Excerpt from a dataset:
+++++

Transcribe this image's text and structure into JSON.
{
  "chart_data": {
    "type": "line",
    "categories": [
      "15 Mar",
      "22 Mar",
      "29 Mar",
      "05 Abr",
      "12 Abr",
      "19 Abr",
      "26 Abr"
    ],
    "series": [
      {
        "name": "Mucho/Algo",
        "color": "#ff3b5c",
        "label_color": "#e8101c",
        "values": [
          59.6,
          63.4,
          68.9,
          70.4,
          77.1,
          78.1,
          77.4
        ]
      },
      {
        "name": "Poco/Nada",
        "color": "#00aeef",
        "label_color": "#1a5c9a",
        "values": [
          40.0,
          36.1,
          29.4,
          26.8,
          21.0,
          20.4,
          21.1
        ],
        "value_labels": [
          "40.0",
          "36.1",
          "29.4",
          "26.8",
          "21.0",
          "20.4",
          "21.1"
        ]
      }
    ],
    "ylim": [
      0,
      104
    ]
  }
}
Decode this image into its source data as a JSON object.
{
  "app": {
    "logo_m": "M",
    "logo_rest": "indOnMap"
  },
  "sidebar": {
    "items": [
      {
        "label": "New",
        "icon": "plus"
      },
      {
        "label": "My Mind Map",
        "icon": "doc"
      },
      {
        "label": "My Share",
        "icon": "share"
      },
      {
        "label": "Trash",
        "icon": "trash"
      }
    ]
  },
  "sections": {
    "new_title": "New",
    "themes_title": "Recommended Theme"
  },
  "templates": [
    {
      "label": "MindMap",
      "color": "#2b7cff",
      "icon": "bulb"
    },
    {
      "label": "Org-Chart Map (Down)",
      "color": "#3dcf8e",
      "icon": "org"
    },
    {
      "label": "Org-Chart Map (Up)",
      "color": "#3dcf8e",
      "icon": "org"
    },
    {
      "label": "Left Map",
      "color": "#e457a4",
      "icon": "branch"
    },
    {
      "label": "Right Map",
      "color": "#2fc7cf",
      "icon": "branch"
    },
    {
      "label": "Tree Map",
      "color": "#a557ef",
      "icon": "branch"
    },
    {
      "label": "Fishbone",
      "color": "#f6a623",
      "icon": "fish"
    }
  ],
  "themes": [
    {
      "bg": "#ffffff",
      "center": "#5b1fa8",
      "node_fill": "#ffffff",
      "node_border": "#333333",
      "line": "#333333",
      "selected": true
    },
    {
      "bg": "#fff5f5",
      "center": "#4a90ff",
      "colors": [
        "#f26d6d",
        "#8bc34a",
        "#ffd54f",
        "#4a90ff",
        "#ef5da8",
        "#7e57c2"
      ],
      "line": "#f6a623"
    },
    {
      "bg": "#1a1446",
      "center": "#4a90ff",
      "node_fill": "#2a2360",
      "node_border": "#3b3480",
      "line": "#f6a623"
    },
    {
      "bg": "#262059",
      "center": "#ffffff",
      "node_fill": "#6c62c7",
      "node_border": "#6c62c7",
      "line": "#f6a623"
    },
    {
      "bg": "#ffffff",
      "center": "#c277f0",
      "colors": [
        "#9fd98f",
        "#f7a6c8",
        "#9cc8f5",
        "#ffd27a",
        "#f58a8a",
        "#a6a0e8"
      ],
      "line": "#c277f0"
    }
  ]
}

+++++

What to produce: Extract, verbatim, the lines from the one containing "Decode this image" through the last line of the listing above.

Worked answer:
Decode this image into its source data as a JSON object.
{
  "app": {
    "logo_m": "M",
    "logo_rest": "indOnMap"
  },
  "sidebar": {
    "items": [
      {
        "label": "New",
        "icon": "plus"
      },
      {
        "label": "My Mind Map",
        "icon": "doc"
      },
      {
        "label": "My Share",
        "icon": "share"
      },
      {
        "label": "Trash",
        "icon": "trash"
      }
    ]
  },
  "sections": {
    "new_title": "New",
    "themes_title": "Recommended Theme"
  },
  "templates": [
    {
      "label": "MindMap",
      "color": "#2b7cff",
      "icon": "bulb"
    },
    {
      "label": "Org-Chart Map (Down)",
      "color": "#3dcf8e",
      "icon": "org"
    },
    {
      "label": "Org-Chart Map (Up)",
      "color": "#3dcf8e",
      "icon": "org"
    },
    {
      "label": "Left Map",
      "color": "#e457a4",
      "icon": "branch"
    },
    {
      "label": "Right Map",
      "color": "#2fc7cf",
      "icon": "branch"
    },
    {
      "label": "Tree Map",
      "color": "#a557ef",
      "icon": "branch"
    },
    {
      "label": "Fishbone",
      "color": "#f6a623",
      "icon": "fish"
    }
  ],
  "themes": [
    {
      "bg": "#ffffff",
      "center": "#5b1fa8",
      "node_fill": "#ffffff",
      "node_border": "#333333",
      "line": "#333333",
      "selected": true
    },
    {
      "bg": "#fff5f5",
      "center": "#4a90ff",
      "colors": [
        "#f26d6d",
        "#8bc34a",
        "#ffd54f",
        "#4a90ff",
        "#ef5da8",
        "#7e57c2"
      ],
      "line": "#f6a623"
    },
    {
      "bg": "#1a1446",
      "center": "#4a90ff",
      "node_fill": "#2a2360",
      "node_border": "#3b3480",
      "line": "#f6a623"
    },
    {
      "bg": "#262059",
      "center": "#ffffff",
      "node_fill": "#6c62c7",
      "node_border": "#6c62c7",
      "line": "#f6a623"
    },
    {
      "bg": "#ffffff",
      "center": "#c277f0",
      "colors": [
        "#9fd98f",
        "#f7a6c8",
        "#9cc8f5",
        "#ffd27a",
        "#f58a8a",
        "#a6a0e8"
      ],
      "line": "#c277f0"
    }
  ]
}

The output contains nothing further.